:: TASK DESCRIPTION ::
The entries below are to be written out again without alteration.

----- DATA IN THIS EXERCISE -----

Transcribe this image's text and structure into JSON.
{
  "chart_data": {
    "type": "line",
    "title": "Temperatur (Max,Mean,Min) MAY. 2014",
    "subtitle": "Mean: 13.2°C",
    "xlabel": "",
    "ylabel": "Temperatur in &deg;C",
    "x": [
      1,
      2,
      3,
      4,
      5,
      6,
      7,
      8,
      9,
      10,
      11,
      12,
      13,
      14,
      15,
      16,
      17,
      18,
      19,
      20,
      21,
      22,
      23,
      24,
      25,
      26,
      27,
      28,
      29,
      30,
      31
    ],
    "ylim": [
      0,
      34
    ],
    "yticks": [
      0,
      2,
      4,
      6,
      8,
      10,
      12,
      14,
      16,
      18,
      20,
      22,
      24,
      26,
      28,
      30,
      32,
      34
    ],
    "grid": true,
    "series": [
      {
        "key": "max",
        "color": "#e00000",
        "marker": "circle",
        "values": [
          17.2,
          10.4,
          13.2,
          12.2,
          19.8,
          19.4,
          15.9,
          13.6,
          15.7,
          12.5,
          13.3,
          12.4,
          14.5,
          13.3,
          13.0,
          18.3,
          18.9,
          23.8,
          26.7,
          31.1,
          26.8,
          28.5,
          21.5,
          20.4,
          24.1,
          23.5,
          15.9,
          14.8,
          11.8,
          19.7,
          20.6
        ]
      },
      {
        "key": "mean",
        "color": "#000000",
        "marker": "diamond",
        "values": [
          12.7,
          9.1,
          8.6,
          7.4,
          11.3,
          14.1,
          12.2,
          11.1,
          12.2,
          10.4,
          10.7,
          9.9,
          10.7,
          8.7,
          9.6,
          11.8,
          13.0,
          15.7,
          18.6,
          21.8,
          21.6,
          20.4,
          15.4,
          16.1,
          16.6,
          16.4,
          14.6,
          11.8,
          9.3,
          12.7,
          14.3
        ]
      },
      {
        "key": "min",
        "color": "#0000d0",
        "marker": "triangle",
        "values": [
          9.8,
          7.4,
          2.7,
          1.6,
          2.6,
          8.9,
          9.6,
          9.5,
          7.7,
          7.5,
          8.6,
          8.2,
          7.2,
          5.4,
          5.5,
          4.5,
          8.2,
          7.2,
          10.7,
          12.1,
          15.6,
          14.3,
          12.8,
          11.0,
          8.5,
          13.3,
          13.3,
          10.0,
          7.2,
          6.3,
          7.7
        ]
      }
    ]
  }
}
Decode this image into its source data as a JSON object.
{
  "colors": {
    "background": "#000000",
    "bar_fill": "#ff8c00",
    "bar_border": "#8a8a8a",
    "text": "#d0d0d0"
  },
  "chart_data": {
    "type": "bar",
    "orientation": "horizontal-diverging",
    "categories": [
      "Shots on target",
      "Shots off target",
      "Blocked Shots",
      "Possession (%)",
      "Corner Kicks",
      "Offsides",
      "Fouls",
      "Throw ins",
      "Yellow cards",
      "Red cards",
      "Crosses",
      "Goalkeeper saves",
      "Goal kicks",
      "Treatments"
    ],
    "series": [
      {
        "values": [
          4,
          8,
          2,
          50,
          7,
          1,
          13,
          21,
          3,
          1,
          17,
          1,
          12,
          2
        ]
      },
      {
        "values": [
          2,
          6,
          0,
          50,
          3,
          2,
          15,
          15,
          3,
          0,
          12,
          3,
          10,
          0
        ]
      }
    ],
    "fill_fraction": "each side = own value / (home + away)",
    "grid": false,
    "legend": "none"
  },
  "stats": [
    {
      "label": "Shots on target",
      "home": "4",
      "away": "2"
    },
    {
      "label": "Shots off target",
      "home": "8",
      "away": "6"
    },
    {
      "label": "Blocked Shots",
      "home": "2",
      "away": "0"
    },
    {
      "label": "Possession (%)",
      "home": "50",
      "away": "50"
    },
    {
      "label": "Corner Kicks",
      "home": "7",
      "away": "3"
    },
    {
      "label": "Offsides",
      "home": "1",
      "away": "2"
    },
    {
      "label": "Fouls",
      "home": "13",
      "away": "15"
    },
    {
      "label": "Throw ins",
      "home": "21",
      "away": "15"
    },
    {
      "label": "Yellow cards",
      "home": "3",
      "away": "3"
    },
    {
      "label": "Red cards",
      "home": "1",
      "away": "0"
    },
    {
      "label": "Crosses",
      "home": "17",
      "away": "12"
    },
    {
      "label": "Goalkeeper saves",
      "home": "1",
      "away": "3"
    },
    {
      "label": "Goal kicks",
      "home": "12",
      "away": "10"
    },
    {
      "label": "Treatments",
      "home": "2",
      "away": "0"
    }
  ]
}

-----

:: EXERCISE ANSWER ::
Transcribe this image's text and structure into JSON.
{
  "chart_data": {
    "type": "line",
    "title": "Temperatur (Max,Mean,Min) MAY. 2014",
    "subtitle": "Mean: 13.2°C",
    "xlabel": "",
    "ylabel": "Temperatur in &deg;C",
    "x": [
      1,
      2,
      3,
      4,
      5,
      6,
      7,
      8,
      9,
      10,
      11,
      12,
      13,
      14,
      15,
      16,
      17,
      18,
      19,
      20,
      21,
      22,
      23,
      24,
      25,
      26,
      27,
      28,
      29,
      30,
      31
    ],
    "ylim": [
      0,
      34
    ],
    "yticks": [
      0,
      2,
      4,
      6,
      8,
      10,
      12,
      14,
      16,
      18,
      20,
      22,
      24,
      26,
      28,
      30,
      32,
      34
    ],
    "grid": true,
    "series": [
      {
        "key": "max",
        "color": "#e00000",
        "marker": "circle",
        "values": [
          17.2,
          10.4,
          13.2,
          12.2,
          19.8,
          19.4,
          15.9,
          13.6,
          15.7,
          12.5,
          13.3,
          12.4,
          14.5,
          13.3,
          13.0,
          18.3,
          18.9,
          23.8,
          26.7,
          31.1,
          26.8,
          28.5,
          21.5,
          20.4,
          24.1,
          23.5,
          15.9,
          14.8,
          11.8,
          19.7,
          20.6
        ]
      },
      {
        "key": "mean",
        "color": "#000000",
        "marker": "diamond",
        "values": [
          12.7,
          9.1,
          8.6,
          7.4,
          11.3,
          14.1,
          12.2,
          11.1,
          12.2,
          10.4,
          10.7,
          9.9,
          10.7,
          8.7,
          9.6,
          11.8,
          13.0,
          15.7,
          18.6,
          21.8,
          21.6,
          20.4,
          15.4,
          16.1,
          16.6,
          16.4,
          14.6,
          11.8,
          9.3,
          12.7,
          14.3
        ]
      },
      {
        "key": "min",
        "color": "#0000d0",
        "marker": "triangle",
        "values": [
          9.8,
          7.4,
          2.7,
          1.6,
          2.6,
          8.9,
          9.6,
          9.5,
          7.7,
          7.5,
          8.6,
          8.2,
          7.2,
          5.4,
          5.5,
          4.5,
          8.2,
          7.2,
          10.7,
          12.1,
          15.6,
          14.3,
          12.8,
          11.0,
          8.5,
          13.3,
          13.3,
          10.0,
          7.2,
          6.3,
          7.7
        ]
      }
    ]
  }
}
Decode this image into its source data as a JSON object.
{
  "colors": {
    "background": "#000000",
    "bar_fill": "#ff8c00",
    "bar_border": "#8a8a8a",
    "text": "#d0d0d0"
  },
  "chart_data": {
    "type": "bar",
    "orientation": "horizontal-diverging",
    "categories": [
      "Shots on target",
      "Shots off target",
      "Blocked Shots",
      "Possession (%)",
      "Corner Kicks",
      "Offsides",
      "Fouls",
      "Throw ins",
      "Yellow cards",
      "Red cards",
      "Crosses",
      "Goalkeeper saves",
      "Goal kicks",
      "Treatments"
    ],
    "series": [
      {
        "values": [
          4,
          8,
          2,
          50,
          7,
          1,
          13,
          21,
          3,
          1,
          17,
          1,
          12,
          2
        ]
      },
      {
        "values": [
          2,
          6,
          0,
          50,
          3,
          2,
          15,
          15,
          3,
          0,
          12,
          3,
          10,
          0
        ]
      }
    ],
    "fill_fraction": "each side = own value / (home + away)",
    "grid": false,
    "legend": "none"
  },
  "stats": [
    {
      "label": "Shots on target",
      "home": "4",
      "away": "2"
    },
    {
      "label": "Shots off target",
      "home": "8",
      "away": "6"
    },
    {
      "label": "Blocked Shots",
      "home": "2",
      "away": "0"
    },
    {
      "label": "Possession (%)",
      "home": "50",
      "away": "50"
    },
    {
      "label": "Corner Kicks",
      "home": "7",
      "away": "3"
    },
    {
      "label": "Offsides",
      "home": "1",
      "away": "2"
    },
    {
      "label": "Fouls",
      "home": "13",
      "away": "15"
    },
    {
      "label": "Throw ins",
      "home": "21",
      "away": "15"
    },
    {
      "label": "Yellow cards",
      "home": "3",
      "away": "3"
    },
    {
      "label": "Red cards",
      "home": "1",
      "away": "0"
    },
    {
      "label": "Crosses",
      "home": "17",
      "away": "12"
    },
    {
      "label": "Goalkeeper saves",
      "home": "1",
      "away": "3"
    },
    {
      "label": "Goal kicks",
      "home": "12",
      "away": "10"
    },
    {
      "label": "Treatments",
      "home": "2",
      "away": "0"
    }
  ]
}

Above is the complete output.